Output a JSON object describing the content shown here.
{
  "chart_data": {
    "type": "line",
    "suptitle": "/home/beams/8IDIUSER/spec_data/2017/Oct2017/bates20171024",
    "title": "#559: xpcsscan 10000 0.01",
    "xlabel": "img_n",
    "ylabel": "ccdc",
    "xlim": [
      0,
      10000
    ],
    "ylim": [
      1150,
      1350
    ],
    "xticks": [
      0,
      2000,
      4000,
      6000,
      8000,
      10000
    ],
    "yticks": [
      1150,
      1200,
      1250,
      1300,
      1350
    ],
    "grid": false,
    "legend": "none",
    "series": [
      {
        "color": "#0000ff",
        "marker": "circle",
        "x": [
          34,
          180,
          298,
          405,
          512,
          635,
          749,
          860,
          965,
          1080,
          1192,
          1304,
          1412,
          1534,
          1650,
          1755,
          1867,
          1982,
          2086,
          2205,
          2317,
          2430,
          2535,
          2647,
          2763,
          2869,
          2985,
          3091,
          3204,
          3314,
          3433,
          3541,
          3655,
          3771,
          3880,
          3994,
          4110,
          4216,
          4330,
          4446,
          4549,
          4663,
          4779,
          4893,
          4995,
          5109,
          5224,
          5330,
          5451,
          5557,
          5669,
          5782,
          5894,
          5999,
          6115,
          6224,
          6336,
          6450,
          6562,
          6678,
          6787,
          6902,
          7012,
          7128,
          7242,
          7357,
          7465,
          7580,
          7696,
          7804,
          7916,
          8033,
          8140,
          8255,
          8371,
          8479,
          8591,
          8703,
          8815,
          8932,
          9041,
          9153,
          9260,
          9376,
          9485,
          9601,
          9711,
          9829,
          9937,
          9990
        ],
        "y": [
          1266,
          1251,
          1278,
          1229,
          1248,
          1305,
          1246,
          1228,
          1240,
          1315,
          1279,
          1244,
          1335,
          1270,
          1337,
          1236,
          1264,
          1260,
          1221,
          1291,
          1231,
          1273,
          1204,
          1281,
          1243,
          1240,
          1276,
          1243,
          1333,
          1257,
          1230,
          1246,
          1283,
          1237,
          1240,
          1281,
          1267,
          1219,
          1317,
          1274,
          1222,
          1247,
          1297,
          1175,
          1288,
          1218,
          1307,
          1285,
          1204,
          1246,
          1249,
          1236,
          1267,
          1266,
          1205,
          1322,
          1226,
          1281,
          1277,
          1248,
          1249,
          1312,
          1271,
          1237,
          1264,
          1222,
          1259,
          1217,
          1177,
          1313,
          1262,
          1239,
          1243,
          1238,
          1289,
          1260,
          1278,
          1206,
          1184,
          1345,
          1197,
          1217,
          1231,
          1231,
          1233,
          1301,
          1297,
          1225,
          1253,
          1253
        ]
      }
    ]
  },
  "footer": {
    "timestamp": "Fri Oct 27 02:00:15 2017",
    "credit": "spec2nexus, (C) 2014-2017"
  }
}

:::::

• _Your task_:
Reproduce the material above without altering a single character.

• _Solution to this exercise_:
Output a JSON object describing the content shown here.
{
  "chart_data": {
    "type": "line",
    "suptitle": "/home/beams/8IDIUSER/spec_data/2017/Oct2017/bates20171024",
    "title": "#559: xpcsscan 10000 0.01",
    "xlabel": "img_n",
    "ylabel": "ccdc",
    "xlim": [
      0,
      10000
    ],
    "ylim": [
      1150,
      1350
    ],
    "xticks": [
      0,
      2000,
      4000,
      6000,
      8000,
      10000
    ],
    "yticks": [
      1150,
      1200,
      1250,
      1300,
      1350
    ],
    "grid": false,
    "legend": "none",
    "series": [
      {
        "color": "#0000ff",
        "marker": "circle",
        "x": [
          34,
          180,
          298,
          405,
          512,
          635,
          749,
          860,
          965,
          1080,
          1192,
          1304,
          1412,
          1534,
          1650,
          1755,
          1867,
          1982,
          2086,
          2205,
          2317,
          2430,
          2535,
          2647,
          2763,
          2869,
          2985,
          3091,
          3204,
          3314,
          3433,
          3541,
          3655,
          3771,
          3880,
          3994,
          4110,
          4216,
          4330,
          4446,
          4549,
          4663,
          4779,
          4893,
          4995,
          5109,
          5224,
          5330,
          5451,
          5557,
          5669,
          5782,
          5894,
          5999,
          6115,
          6224,
          6336,
          6450,
          6562,
          6678,
          6787,
          6902,
          7012,
          7128,
          7242,
          7357,
          7465,
          7580,
          7696,
          7804,
          7916,
          8033,
          8140,
          8255,
          8371,
          8479,
          8591,
          8703,
          8815,
          8932,
          9041,
          9153,
          9260,
          9376,
          9485,
          9601,
          9711,
          9829,
          9937,
          9990
        ],
        "y": [
          1266,
          1251,
          1278,
          1229,
          1248,
          1305,
          1246,
          1228,
          1240,
          1315,
          1279,
          1244,
          1335,
          1270,
          1337,
          1236,
          1264,
          1260,
          1221,
          1291,
          1231,
          1273,
          1204,
          1281,
          1243,
          1240,
          1276,
          1243,
          1333,
          1257,
          1230,
          1246,
          1283,
          1237,
          1240,
          1281,
          1267,
          1219,
          1317,
          1274,
          1222,
          1247,
          1297,
          1175,
          1288,
          1218,
          1307,
          1285,
          1204,
          1246,
          1249,
          1236,
          1267,
          1266,
          1205,
          1322,
          1226,
          1281,
          1277,
          1248,
          1249,
          1312,
          1271,
          1237,
          1264,
          1222,
          1259,
          1217,
          1177,
          1313,
          1262,
          1239,
          1243,
          1238,
          1289,
          1260,
          1278,
          1206,
          1184,
          1345,
          1197,
          1217,
          1231,
          1231,
          1233,
          1301,
          1297,
          1225,
          1253,
          1253
        ]
      }
    ]
  },
  "footer": {
    "timestamp": "Fri Oct 27 02:00:15 2017",
    "credit": "spec2nexus, (C) 2014-2017"
  }
}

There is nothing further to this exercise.